◆ Your instructions
Every line of the records must be repeated exactly; pictures stay out.

◆ Extracted material
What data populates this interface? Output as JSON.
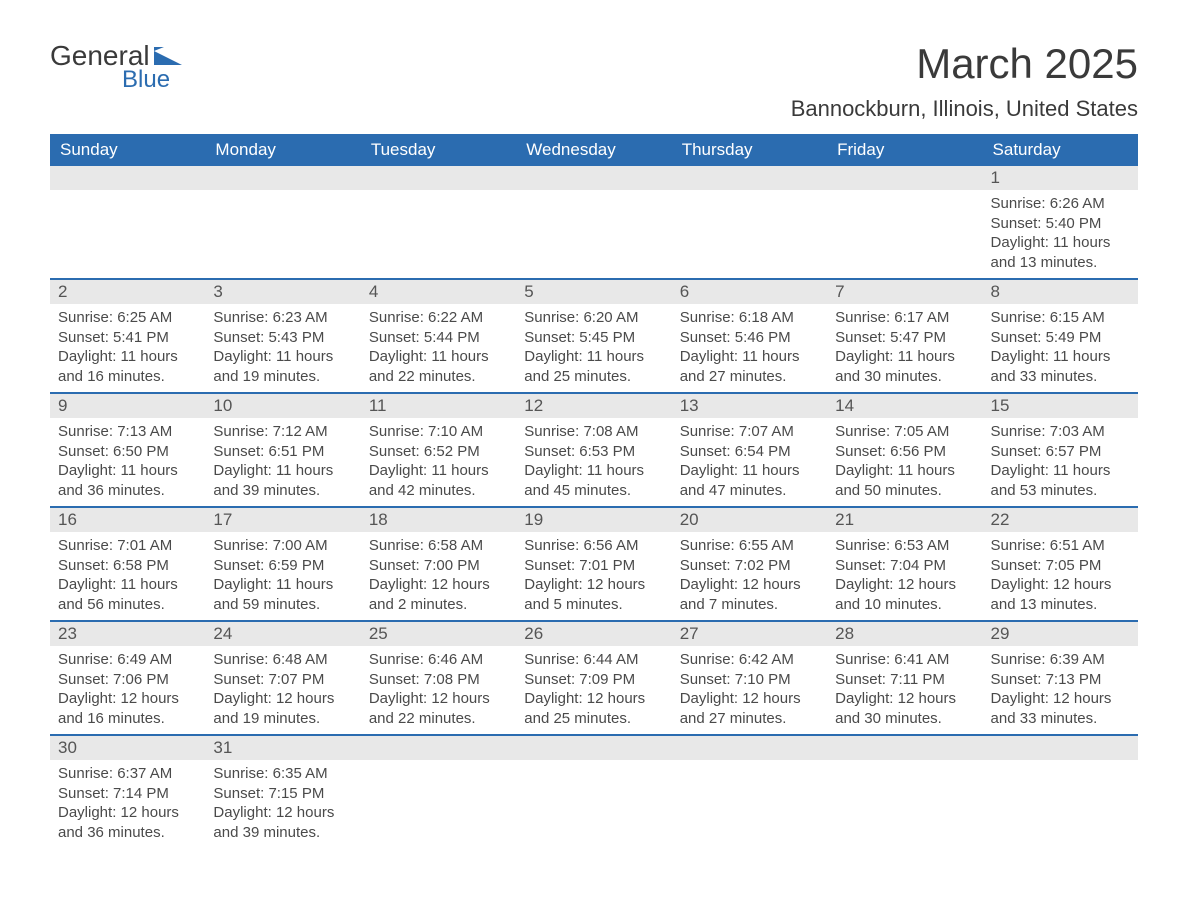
{
  "logo": {
    "text1": "General",
    "text2": "Blue",
    "brand_color": "#2b6cb0"
  },
  "title": "March 2025",
  "location": "Bannockburn, Illinois, United States",
  "colors": {
    "header_bg": "#2b6cb0",
    "header_text": "#ffffff",
    "daynum_bg": "#e8e8e8",
    "row_divider": "#2b6cb0",
    "body_text": "#4a4a4a",
    "page_bg": "#ffffff"
  },
  "day_headers": [
    "Sunday",
    "Monday",
    "Tuesday",
    "Wednesday",
    "Thursday",
    "Friday",
    "Saturday"
  ],
  "first_weekday": 6,
  "days": [
    {
      "n": 1,
      "sr": "6:26 AM",
      "ss": "5:40 PM",
      "dl": "11 hours and 13 minutes."
    },
    {
      "n": 2,
      "sr": "6:25 AM",
      "ss": "5:41 PM",
      "dl": "11 hours and 16 minutes."
    },
    {
      "n": 3,
      "sr": "6:23 AM",
      "ss": "5:43 PM",
      "dl": "11 hours and 19 minutes."
    },
    {
      "n": 4,
      "sr": "6:22 AM",
      "ss": "5:44 PM",
      "dl": "11 hours and 22 minutes."
    },
    {
      "n": 5,
      "sr": "6:20 AM",
      "ss": "5:45 PM",
      "dl": "11 hours and 25 minutes."
    },
    {
      "n": 6,
      "sr": "6:18 AM",
      "ss": "5:46 PM",
      "dl": "11 hours and 27 minutes."
    },
    {
      "n": 7,
      "sr": "6:17 AM",
      "ss": "5:47 PM",
      "dl": "11 hours and 30 minutes."
    },
    {
      "n": 8,
      "sr": "6:15 AM",
      "ss": "5:49 PM",
      "dl": "11 hours and 33 minutes."
    },
    {
      "n": 9,
      "sr": "7:13 AM",
      "ss": "6:50 PM",
      "dl": "11 hours and 36 minutes."
    },
    {
      "n": 10,
      "sr": "7:12 AM",
      "ss": "6:51 PM",
      "dl": "11 hours and 39 minutes."
    },
    {
      "n": 11,
      "sr": "7:10 AM",
      "ss": "6:52 PM",
      "dl": "11 hours and 42 minutes."
    },
    {
      "n": 12,
      "sr": "7:08 AM",
      "ss": "6:53 PM",
      "dl": "11 hours and 45 minutes."
    },
    {
      "n": 13,
      "sr": "7:07 AM",
      "ss": "6:54 PM",
      "dl": "11 hours and 47 minutes."
    },
    {
      "n": 14,
      "sr": "7:05 AM",
      "ss": "6:56 PM",
      "dl": "11 hours and 50 minutes."
    },
    {
      "n": 15,
      "sr": "7:03 AM",
      "ss": "6:57 PM",
      "dl": "11 hours and 53 minutes."
    },
    {
      "n": 16,
      "sr": "7:01 AM",
      "ss": "6:58 PM",
      "dl": "11 hours and 56 minutes."
    },
    {
      "n": 17,
      "sr": "7:00 AM",
      "ss": "6:59 PM",
      "dl": "11 hours and 59 minutes."
    },
    {
      "n": 18,
      "sr": "6:58 AM",
      "ss": "7:00 PM",
      "dl": "12 hours and 2 minutes."
    },
    {
      "n": 19,
      "sr": "6:56 AM",
      "ss": "7:01 PM",
      "dl": "12 hours and 5 minutes."
    },
    {
      "n": 20,
      "sr": "6:55 AM",
      "ss": "7:02 PM",
      "dl": "12 hours and 7 minutes."
    },
    {
      "n": 21,
      "sr": "6:53 AM",
      "ss": "7:04 PM",
      "dl": "12 hours and 10 minutes."
    },
    {
      "n": 22,
      "sr": "6:51 AM",
      "ss": "7:05 PM",
      "dl": "12 hours and 13 minutes."
    },
    {
      "n": 23,
      "sr": "6:49 AM",
      "ss": "7:06 PM",
      "dl": "12 hours and 16 minutes."
    },
    {
      "n": 24,
      "sr": "6:48 AM",
      "ss": "7:07 PM",
      "dl": "12 hours and 19 minutes."
    },
    {
      "n": 25,
      "sr": "6:46 AM",
      "ss": "7:08 PM",
      "dl": "12 hours and 22 minutes."
    },
    {
      "n": 26,
      "sr": "6:44 AM",
      "ss": "7:09 PM",
      "dl": "12 hours and 25 minutes."
    },
    {
      "n": 27,
      "sr": "6:42 AM",
      "ss": "7:10 PM",
      "dl": "12 hours and 27 minutes."
    },
    {
      "n": 28,
      "sr": "6:41 AM",
      "ss": "7:11 PM",
      "dl": "12 hours and 30 minutes."
    },
    {
      "n": 29,
      "sr": "6:39 AM",
      "ss": "7:13 PM",
      "dl": "12 hours and 33 minutes."
    },
    {
      "n": 30,
      "sr": "6:37 AM",
      "ss": "7:14 PM",
      "dl": "12 hours and 36 minutes."
    },
    {
      "n": 31,
      "sr": "6:35 AM",
      "ss": "7:15 PM",
      "dl": "12 hours and 39 minutes."
    }
  ],
  "labels": {
    "sunrise": "Sunrise:",
    "sunset": "Sunset:",
    "daylight": "Daylight:"
  }
}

◆ Problem solution
What data populates this interface? Output as JSON.
{
  "logo": {
    "text1": "General",
    "text2": "Blue",
    "brand_color": "#2b6cb0"
  },
  "title": "March 2025",
  "location": "Bannockburn, Illinois, United States",
  "colors": {
    "header_bg": "#2b6cb0",
    "header_text": "#ffffff",
    "daynum_bg": "#e8e8e8",
    "row_divider": "#2b6cb0",
    "body_text": "#4a4a4a",
    "page_bg": "#ffffff"
  },
  "day_headers": [
    "Sunday",
    "Monday",
    "Tuesday",
    "Wednesday",
    "Thursday",
    "Friday",
    "Saturday"
  ],
  "first_weekday": 6,
  "days": [
    {
      "n": 1,
      "sr": "6:26 AM",
      "ss": "5:40 PM",
      "dl": "11 hours and 13 minutes."
    },
    {
      "n": 2,
      "sr": "6:25 AM",
      "ss": "5:41 PM",
      "dl": "11 hours and 16 minutes."
    },
    {
      "n": 3,
      "sr": "6:23 AM",
      "ss": "5:43 PM",
      "dl": "11 hours and 19 minutes."
    },
    {
      "n": 4,
      "sr": "6:22 AM",
      "ss": "5:44 PM",
      "dl": "11 hours and 22 minutes."
    },
    {
      "n": 5,
      "sr": "6:20 AM",
      "ss": "5:45 PM",
      "dl": "11 hours and 25 minutes."
    },
    {
      "n": 6,
      "sr": "6:18 AM",
      "ss": "5:46 PM",
      "dl": "11 hours and 27 minutes."
    },
    {
      "n": 7,
      "sr": "6:17 AM",
      "ss": "5:47 PM",
      "dl": "11 hours and 30 minutes."
    },
    {
      "n": 8,
      "sr": "6:15 AM",
      "ss": "5:49 PM",
      "dl": "11 hours and 33 minutes."
    },
    {
      "n": 9,
      "sr": "7:13 AM",
      "ss": "6:50 PM",
      "dl": "11 hours and 36 minutes."
    },
    {
      "n": 10,
      "sr": "7:12 AM",
      "ss": "6:51 PM",
      "dl": "11 hours and 39 minutes."
    },
    {
      "n": 11,
      "sr": "7:10 AM",
      "ss": "6:52 PM",
      "dl": "11 hours and 42 minutes."
    },
    {
      "n": 12,
      "sr": "7:08 AM",
      "ss": "6:53 PM",
      "dl": "11 hours and 45 minutes."
    },
    {
      "n": 13,
      "sr": "7:07 AM",
      "ss": "6:54 PM",
      "dl": "11 hours and 47 minutes."
    },
    {
      "n": 14,
      "sr": "7:05 AM",
      "ss": "6:56 PM",
      "dl": "11 hours and 50 minutes."
    },
    {
      "n": 15,
      "sr": "7:03 AM",
      "ss": "6:57 PM",
      "dl": "11 hours and 53 minutes."
    },
    {
      "n": 16,
      "sr": "7:01 AM",
      "ss": "6:58 PM",
      "dl": "11 hours and 56 minutes."
    },
    {
      "n": 17,
      "sr": "7:00 AM",
      "ss": "6:59 PM",
      "dl": "11 hours and 59 minutes."
    },
    {
      "n": 18,
      "sr": "6:58 AM",
      "ss": "7:00 PM",
      "dl": "12 hours and 2 minutes."
    },
    {
      "n": 19,
      "sr": "6:56 AM",
      "ss": "7:01 PM",
      "dl": "12 hours and 5 minutes."
    },
    {
      "n": 20,
      "sr": "6:55 AM",
      "ss": "7:02 PM",
      "dl": "12 hours and 7 minutes."
    },
    {
      "n": 21,
      "sr": "6:53 AM",
      "ss": "7:04 PM",
      "dl": "12 hours and 10 minutes."
    },
    {
      "n": 22,
      "sr": "6:51 AM",
      "ss": "7:05 PM",
      "dl": "12 hours and 13 minutes."
    },
    {
      "n": 23,
      "sr": "6:49 AM",
      "ss": "7:06 PM",
      "dl": "12 hours and 16 minutes."
    },
    {
      "n": 24,
      "sr": "6:48 AM",
      "ss": "7:07 PM",
      "dl": "12 hours and 19 minutes."
    },
    {
      "n": 25,
      "sr": "6:46 AM",
      "ss": "7:08 PM",
      "dl": "12 hours and 22 minutes."
    },
    {
      "n": 26,
      "sr": "6:44 AM",
      "ss": "7:09 PM",
      "dl": "12 hours and 25 minutes."
    },
    {
      "n": 27,
      "sr": "6:42 AM",
      "ss": "7:10 PM",
      "dl": "12 hours and 27 minutes."
    },
    {
      "n": 28,
      "sr": "6:41 AM",
      "ss": "7:11 PM",
      "dl": "12 hours and 30 minutes."
    },
    {
      "n": 29,
      "sr": "6:39 AM",
      "ss": "7:13 PM",
      "dl": "12 hours and 33 minutes."
    },
    {
      "n": 30,
      "sr": "6:37 AM",
      "ss": "7:14 PM",
      "dl": "12 hours and 36 minutes."
    },
    {
      "n": 31,
      "sr": "6:35 AM",
      "ss": "7:15 PM",
      "dl": "12 hours and 39 minutes."
    }
  ],
  "labels": {
    "sunrise": "Sunrise:",
    "sunset": "Sunset:",
    "daylight": "Daylight:"
  }
}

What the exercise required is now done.